** Start **

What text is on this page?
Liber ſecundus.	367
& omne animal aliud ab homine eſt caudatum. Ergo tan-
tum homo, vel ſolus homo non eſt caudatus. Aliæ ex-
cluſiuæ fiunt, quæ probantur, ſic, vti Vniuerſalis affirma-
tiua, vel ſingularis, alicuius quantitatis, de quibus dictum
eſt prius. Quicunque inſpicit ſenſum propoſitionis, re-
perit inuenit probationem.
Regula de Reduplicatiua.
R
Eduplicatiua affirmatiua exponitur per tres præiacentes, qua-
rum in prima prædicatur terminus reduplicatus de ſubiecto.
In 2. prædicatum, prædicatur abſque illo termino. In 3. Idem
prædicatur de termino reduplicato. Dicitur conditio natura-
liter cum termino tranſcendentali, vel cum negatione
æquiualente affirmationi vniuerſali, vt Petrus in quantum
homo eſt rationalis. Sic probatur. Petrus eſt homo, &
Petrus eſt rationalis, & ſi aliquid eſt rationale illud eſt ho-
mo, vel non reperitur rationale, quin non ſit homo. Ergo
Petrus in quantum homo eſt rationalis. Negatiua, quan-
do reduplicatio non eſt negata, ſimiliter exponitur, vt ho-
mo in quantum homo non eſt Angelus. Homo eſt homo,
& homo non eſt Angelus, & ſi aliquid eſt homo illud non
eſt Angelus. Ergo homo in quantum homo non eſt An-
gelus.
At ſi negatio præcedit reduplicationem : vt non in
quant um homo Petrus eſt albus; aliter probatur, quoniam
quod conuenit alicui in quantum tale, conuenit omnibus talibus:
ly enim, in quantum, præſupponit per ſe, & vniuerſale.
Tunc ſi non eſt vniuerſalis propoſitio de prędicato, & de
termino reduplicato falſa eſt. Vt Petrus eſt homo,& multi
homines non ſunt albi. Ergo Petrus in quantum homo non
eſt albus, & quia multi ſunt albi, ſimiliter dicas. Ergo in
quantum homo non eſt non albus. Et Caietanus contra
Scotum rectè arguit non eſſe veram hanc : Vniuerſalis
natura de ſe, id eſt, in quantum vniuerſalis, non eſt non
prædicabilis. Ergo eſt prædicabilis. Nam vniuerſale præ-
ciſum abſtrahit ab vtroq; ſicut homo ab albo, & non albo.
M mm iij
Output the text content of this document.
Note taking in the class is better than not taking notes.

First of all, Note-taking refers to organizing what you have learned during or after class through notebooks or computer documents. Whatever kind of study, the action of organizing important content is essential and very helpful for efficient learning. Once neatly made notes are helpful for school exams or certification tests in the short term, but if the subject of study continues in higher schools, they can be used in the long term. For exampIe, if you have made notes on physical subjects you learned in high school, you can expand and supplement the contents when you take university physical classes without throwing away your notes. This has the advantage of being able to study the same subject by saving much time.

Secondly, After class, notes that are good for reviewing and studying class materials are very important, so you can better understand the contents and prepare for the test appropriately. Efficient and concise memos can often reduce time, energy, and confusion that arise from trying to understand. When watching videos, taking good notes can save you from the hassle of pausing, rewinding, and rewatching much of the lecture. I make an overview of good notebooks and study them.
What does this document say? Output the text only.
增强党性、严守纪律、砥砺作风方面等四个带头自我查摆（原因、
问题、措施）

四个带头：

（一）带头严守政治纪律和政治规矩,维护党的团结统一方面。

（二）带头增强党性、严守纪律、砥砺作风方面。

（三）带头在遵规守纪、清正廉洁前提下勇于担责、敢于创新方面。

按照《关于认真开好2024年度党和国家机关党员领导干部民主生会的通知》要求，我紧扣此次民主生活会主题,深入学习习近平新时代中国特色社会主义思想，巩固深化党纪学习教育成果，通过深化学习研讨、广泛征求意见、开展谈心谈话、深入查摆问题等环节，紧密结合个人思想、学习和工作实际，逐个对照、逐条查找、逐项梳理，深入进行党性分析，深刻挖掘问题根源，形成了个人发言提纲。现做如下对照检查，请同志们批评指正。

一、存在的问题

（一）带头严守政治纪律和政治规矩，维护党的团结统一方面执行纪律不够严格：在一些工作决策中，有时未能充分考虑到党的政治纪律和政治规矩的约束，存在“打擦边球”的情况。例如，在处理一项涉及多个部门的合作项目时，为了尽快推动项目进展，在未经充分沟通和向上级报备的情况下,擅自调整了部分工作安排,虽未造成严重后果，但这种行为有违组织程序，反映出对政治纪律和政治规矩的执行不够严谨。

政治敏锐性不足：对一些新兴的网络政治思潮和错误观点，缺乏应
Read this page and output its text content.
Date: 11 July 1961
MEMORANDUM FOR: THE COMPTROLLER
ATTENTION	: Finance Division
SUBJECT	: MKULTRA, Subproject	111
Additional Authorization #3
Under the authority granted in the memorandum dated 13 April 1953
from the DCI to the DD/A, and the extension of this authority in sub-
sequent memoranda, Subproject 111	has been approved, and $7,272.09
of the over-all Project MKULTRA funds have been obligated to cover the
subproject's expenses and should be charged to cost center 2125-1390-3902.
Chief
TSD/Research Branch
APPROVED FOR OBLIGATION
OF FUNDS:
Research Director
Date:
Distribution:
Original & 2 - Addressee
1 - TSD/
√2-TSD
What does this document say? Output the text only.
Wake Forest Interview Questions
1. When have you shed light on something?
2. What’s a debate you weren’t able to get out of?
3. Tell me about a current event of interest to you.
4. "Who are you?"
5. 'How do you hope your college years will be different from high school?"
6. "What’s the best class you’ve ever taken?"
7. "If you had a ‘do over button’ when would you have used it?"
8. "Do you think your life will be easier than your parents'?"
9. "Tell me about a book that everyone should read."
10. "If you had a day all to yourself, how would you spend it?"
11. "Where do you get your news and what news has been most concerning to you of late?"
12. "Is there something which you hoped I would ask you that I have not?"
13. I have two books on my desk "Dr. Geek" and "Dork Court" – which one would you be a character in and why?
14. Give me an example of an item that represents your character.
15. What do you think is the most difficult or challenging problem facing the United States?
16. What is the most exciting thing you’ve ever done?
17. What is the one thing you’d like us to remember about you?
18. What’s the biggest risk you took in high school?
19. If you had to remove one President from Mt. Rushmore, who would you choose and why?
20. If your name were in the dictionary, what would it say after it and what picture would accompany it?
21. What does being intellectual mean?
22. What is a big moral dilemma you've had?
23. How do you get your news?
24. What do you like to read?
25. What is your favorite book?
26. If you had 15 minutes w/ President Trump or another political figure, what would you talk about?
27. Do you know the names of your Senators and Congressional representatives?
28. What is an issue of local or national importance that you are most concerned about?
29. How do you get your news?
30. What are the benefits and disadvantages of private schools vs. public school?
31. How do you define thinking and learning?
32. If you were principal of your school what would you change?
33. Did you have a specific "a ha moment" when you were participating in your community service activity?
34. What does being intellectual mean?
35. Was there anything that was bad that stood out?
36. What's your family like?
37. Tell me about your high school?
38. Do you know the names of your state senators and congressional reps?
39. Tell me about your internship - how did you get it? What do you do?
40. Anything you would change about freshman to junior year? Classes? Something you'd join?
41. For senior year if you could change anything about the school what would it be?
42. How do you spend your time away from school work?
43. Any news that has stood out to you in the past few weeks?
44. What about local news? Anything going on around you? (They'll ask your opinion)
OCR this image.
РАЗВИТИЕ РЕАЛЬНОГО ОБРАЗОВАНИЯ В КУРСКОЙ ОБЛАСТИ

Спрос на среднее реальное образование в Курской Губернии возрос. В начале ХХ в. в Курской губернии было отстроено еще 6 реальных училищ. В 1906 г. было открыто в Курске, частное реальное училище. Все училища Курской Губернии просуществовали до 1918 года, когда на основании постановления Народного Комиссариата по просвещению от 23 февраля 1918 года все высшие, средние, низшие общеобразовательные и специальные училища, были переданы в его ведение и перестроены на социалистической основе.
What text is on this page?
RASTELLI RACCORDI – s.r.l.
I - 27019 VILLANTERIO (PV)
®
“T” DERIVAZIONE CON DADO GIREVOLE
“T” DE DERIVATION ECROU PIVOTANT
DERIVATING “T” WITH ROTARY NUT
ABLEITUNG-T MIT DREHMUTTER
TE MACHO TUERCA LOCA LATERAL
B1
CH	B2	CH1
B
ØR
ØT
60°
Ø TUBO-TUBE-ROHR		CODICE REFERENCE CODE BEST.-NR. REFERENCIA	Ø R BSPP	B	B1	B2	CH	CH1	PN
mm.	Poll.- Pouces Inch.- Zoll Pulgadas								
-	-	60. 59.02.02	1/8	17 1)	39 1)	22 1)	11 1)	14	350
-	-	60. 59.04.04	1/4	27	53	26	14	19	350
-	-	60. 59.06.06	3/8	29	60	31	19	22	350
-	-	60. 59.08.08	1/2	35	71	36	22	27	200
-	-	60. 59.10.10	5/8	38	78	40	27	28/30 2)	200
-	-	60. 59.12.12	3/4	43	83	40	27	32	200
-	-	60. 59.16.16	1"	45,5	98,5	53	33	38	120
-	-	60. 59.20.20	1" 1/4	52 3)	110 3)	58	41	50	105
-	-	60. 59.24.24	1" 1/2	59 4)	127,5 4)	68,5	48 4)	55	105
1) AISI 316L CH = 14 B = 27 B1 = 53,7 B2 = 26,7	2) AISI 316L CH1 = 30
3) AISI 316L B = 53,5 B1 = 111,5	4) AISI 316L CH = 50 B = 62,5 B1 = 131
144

** End **

_Set task_: Say how many lines above contain the string "local". Answer with the number only.

_Reply to the task_: 2